# TASK PROMPT:
Output all of the data below exactly as given.

# SUPPLIED RECORDS:
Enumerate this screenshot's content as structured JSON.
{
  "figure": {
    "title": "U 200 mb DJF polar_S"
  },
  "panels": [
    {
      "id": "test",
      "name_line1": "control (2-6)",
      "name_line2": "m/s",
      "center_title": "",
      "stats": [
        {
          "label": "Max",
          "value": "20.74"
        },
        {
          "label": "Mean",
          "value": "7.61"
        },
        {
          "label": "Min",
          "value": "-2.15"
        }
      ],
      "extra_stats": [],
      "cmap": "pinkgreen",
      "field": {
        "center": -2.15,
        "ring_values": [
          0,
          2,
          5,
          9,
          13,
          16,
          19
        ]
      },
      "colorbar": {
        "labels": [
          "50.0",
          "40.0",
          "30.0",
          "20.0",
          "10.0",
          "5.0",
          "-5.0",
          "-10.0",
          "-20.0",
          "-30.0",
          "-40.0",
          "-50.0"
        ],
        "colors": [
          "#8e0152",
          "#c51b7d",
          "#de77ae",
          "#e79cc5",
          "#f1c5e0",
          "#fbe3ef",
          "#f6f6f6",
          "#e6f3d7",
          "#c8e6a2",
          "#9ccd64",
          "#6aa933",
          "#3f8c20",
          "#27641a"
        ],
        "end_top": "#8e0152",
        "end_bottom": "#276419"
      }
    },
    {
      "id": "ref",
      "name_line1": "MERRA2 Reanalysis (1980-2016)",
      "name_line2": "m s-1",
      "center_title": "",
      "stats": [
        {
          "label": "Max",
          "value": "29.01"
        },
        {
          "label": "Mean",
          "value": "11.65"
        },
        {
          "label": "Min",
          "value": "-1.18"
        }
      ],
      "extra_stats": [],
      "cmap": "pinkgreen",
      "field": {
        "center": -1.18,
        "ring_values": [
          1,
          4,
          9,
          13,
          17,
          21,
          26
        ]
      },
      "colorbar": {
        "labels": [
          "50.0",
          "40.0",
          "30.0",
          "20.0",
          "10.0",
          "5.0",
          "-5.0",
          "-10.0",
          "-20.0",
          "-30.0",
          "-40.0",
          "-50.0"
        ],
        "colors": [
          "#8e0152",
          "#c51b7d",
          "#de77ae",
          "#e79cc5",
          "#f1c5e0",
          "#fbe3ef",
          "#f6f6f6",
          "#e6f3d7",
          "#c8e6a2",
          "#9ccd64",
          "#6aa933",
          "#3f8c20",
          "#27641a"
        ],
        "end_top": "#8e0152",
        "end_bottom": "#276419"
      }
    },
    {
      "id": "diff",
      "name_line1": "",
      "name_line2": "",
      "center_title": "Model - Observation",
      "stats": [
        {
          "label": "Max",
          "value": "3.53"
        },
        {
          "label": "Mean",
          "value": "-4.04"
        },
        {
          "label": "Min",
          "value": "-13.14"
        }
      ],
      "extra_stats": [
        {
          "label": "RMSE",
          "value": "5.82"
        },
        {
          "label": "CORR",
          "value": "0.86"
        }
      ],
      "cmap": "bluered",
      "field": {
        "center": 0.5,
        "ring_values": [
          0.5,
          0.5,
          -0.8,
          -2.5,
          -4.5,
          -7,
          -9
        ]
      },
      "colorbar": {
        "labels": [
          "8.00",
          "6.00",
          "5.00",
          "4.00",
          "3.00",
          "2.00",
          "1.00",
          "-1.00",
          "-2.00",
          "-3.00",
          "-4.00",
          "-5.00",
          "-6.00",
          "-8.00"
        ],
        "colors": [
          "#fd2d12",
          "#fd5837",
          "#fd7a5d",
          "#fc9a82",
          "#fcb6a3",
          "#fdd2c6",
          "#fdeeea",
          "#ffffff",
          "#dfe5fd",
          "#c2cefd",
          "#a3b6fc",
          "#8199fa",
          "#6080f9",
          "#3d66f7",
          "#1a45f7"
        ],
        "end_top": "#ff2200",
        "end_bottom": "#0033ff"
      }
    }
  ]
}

# SOLUTION BELOW:
Enumerate this screenshot's content as structured JSON.
{
  "figure": {
    "title": "U 200 mb DJF polar_S"
  },
  "panels": [
    {
      "id": "test",
      "name_line1": "control (2-6)",
      "name_line2": "m/s",
      "center_title": "",
      "stats": [
        {
          "label": "Max",
          "value": "20.74"
        },
        {
          "label": "Mean",
          "value": "7.61"
        },
        {
          "label": "Min",
          "value": "-2.15"
        }
      ],
      "extra_stats": [],
      "cmap": "pinkgreen",
      "field": {
        "center": -2.15,
        "ring_values": [
          0,
          2,
          5,
          9,
          13,
          16,
          19
        ]
      },
      "colorbar": {
        "labels": [
          "50.0",
          "40.0",
          "30.0",
          "20.0",
          "10.0",
          "5.0",
          "-5.0",
          "-10.0",
          "-20.0",
          "-30.0",
          "-40.0",
          "-50.0"
        ],
        "colors": [
          "#8e0152",
          "#c51b7d",
          "#de77ae",
          "#e79cc5",
          "#f1c5e0",
          "#fbe3ef",
          "#f6f6f6",
          "#e6f3d7",
          "#c8e6a2",
          "#9ccd64",
          "#6aa933",
          "#3f8c20",
          "#27641a"
        ],
        "end_top": "#8e0152",
        "end_bottom": "#276419"
      }
    },
    {
      "id": "ref",
      "name_line1": "MERRA2 Reanalysis (1980-2016)",
      "name_line2": "m s-1",
      "center_title": "",
      "stats": [
        {
          "label": "Max",
          "value": "29.01"
        },
        {
          "label": "Mean",
          "value": "11.65"
        },
        {
          "label": "Min",
          "value": "-1.18"
        }
      ],
      "extra_stats": [],
      "cmap": "pinkgreen",
      "field": {
        "center": -1.18,
        "ring_values": [
          1,
          4,
          9,
          13,
          17,
          21,
          26
        ]
      },
      "colorbar": {
        "labels": [
          "50.0",
          "40.0",
          "30.0",
          "20.0",
          "10.0",
          "5.0",
          "-5.0",
          "-10.0",
          "-20.0",
          "-30.0",
          "-40.0",
          "-50.0"
        ],
        "colors": [
          "#8e0152",
          "#c51b7d",
          "#de77ae",
          "#e79cc5",
          "#f1c5e0",
          "#fbe3ef",
          "#f6f6f6",
          "#e6f3d7",
          "#c8e6a2",
          "#9ccd64",
          "#6aa933",
          "#3f8c20",
          "#27641a"
        ],
        "end_top": "#8e0152",
        "end_bottom": "#276419"
      }
    },
    {
      "id": "diff",
      "name_line1": "",
      "name_line2": "",
      "center_title": "Model - Observation",
      "stats": [
        {
          "label": "Max",
          "value": "3.53"
        },
        {
          "label": "Mean",
          "value": "-4.04"
        },
        {
          "label": "Min",
          "value": "-13.14"
        }
      ],
      "extra_stats": [
        {
          "label": "RMSE",
          "value": "5.82"
        },
        {
          "label": "CORR",
          "value": "0.86"
        }
      ],
      "cmap": "bluered",
      "field": {
        "center": 0.5,
        "ring_values": [
          0.5,
          0.5,
          -0.8,
          -2.5,
          -4.5,
          -7,
          -9
        ]
      },
      "colorbar": {
        "labels": [
          "8.00",
          "6.00",
          "5.00",
          "4.00",
          "3.00",
          "2.00",
          "1.00",
          "-1.00",
          "-2.00",
          "-3.00",
          "-4.00",
          "-5.00",
          "-6.00",
          "-8.00"
        ],
        "colors": [
          "#fd2d12",
          "#fd5837",
          "#fd7a5d",
          "#fc9a82",
          "#fcb6a3",
          "#fdd2c6",
          "#fdeeea",
          "#ffffff",
          "#dfe5fd",
          "#c2cefd",
          "#a3b6fc",
          "#8199fa",
          "#6080f9",
          "#3d66f7",
          "#1a45f7"
        ],
        "end_top": "#ff2200",
        "end_bottom": "#0033ff"
      }
    }
  ]
}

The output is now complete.